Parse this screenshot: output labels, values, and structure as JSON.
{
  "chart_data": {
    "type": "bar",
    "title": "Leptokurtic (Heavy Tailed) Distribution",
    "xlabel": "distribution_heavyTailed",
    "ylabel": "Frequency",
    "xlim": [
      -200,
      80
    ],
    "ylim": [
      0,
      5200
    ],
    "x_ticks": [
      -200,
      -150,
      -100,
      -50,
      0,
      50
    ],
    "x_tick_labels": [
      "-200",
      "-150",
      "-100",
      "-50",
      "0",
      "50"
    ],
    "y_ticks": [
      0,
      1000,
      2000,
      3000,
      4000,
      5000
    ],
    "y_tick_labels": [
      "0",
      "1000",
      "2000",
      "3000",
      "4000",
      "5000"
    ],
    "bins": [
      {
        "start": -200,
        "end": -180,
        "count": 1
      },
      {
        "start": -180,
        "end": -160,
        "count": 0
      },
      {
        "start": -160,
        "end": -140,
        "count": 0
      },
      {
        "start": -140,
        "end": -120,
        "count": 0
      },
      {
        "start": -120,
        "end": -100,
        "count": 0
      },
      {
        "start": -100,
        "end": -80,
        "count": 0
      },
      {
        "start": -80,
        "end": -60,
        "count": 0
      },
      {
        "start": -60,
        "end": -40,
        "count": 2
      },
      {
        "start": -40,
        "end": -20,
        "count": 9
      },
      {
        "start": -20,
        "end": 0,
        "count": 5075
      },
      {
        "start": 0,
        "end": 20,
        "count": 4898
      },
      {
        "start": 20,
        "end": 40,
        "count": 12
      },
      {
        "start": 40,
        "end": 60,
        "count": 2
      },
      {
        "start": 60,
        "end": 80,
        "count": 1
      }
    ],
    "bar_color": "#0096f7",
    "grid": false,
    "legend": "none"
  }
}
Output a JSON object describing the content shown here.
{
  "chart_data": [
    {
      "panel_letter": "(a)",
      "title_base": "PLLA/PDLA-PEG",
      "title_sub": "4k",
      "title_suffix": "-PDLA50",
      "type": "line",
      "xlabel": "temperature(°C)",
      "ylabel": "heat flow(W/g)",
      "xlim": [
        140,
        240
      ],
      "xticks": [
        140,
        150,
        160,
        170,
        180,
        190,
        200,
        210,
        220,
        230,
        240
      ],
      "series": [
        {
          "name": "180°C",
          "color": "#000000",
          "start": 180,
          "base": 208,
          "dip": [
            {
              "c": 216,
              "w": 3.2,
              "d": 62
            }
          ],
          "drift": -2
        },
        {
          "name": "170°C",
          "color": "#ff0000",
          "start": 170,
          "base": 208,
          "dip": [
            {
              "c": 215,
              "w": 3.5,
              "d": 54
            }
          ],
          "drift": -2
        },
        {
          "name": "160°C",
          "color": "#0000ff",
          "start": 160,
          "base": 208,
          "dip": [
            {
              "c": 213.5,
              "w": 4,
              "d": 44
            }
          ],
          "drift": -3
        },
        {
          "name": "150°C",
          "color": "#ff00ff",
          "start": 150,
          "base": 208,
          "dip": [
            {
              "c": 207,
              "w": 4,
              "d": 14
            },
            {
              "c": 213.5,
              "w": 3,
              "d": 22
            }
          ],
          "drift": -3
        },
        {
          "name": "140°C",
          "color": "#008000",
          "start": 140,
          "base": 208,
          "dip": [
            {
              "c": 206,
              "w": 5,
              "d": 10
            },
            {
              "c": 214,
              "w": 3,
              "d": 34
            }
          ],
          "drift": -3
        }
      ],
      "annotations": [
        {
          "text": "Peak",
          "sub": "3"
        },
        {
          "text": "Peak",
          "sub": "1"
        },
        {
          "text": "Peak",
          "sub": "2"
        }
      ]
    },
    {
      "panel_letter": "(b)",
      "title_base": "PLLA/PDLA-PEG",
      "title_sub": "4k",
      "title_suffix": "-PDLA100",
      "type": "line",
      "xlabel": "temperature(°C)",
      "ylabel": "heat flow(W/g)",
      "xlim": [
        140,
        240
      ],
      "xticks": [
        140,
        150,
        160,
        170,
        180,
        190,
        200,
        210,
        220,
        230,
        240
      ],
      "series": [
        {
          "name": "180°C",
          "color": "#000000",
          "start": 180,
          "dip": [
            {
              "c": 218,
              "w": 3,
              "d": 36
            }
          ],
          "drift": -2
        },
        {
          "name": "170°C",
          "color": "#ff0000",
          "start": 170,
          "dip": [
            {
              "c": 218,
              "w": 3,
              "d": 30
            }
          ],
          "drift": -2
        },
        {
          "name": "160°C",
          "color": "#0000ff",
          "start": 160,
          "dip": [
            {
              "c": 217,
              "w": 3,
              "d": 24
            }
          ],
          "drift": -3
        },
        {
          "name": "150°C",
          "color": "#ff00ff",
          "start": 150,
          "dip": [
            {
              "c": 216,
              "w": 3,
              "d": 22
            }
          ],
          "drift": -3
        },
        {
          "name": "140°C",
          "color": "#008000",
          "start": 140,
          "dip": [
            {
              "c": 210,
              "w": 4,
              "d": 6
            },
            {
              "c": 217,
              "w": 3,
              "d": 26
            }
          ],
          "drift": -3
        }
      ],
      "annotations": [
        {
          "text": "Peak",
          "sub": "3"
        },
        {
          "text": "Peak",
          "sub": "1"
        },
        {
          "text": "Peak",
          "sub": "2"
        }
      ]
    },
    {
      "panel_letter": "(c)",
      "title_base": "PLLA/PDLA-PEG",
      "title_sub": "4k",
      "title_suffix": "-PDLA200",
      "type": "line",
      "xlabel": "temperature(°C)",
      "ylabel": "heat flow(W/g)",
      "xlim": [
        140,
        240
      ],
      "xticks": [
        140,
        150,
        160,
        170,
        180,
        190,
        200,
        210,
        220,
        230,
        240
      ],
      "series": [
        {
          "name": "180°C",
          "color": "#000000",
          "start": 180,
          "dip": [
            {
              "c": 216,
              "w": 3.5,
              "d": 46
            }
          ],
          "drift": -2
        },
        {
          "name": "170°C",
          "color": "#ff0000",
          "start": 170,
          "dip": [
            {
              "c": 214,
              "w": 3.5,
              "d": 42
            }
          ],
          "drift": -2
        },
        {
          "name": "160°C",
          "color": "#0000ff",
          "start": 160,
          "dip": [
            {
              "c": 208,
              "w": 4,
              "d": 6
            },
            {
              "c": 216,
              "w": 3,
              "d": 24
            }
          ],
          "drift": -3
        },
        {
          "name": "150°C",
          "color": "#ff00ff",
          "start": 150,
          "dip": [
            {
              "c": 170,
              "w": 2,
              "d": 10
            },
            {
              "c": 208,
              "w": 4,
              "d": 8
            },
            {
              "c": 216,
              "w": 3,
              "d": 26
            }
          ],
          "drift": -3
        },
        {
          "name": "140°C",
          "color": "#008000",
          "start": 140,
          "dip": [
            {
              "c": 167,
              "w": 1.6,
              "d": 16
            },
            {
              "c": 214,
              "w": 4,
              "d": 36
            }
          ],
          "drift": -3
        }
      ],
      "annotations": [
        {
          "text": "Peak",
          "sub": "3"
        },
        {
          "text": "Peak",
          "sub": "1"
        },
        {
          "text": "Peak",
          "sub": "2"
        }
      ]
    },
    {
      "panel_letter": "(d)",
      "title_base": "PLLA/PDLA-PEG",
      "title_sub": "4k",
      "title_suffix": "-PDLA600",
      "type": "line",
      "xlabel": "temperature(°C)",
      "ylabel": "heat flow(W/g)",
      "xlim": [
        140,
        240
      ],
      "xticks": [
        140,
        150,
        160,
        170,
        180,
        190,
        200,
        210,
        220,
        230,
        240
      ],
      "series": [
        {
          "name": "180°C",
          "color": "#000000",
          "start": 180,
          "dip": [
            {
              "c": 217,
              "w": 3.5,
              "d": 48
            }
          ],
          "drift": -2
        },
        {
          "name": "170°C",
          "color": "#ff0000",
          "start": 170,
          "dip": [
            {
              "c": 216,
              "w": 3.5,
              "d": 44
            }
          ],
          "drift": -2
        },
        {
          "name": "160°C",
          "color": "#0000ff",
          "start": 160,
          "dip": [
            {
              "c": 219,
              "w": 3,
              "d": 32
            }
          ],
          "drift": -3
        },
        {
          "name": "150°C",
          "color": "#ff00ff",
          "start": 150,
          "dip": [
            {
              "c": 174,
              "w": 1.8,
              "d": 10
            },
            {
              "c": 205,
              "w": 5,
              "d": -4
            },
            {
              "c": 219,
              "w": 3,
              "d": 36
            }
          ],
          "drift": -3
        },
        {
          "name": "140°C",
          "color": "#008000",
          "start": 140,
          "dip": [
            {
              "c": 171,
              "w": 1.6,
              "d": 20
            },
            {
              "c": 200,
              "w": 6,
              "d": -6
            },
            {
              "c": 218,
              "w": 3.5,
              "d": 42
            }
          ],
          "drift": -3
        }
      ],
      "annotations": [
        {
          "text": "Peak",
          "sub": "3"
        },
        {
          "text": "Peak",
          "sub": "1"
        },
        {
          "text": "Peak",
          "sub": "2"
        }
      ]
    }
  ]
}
:::::
- WHAT TO DO -
Find every line in the records above that contains the word "JSON", and copy each one.

- ANSWER TO THIS EXERCISE -
Parse this screenshot: output labels, values, and structure as JSON.
Output a JSON object describing the content shown here.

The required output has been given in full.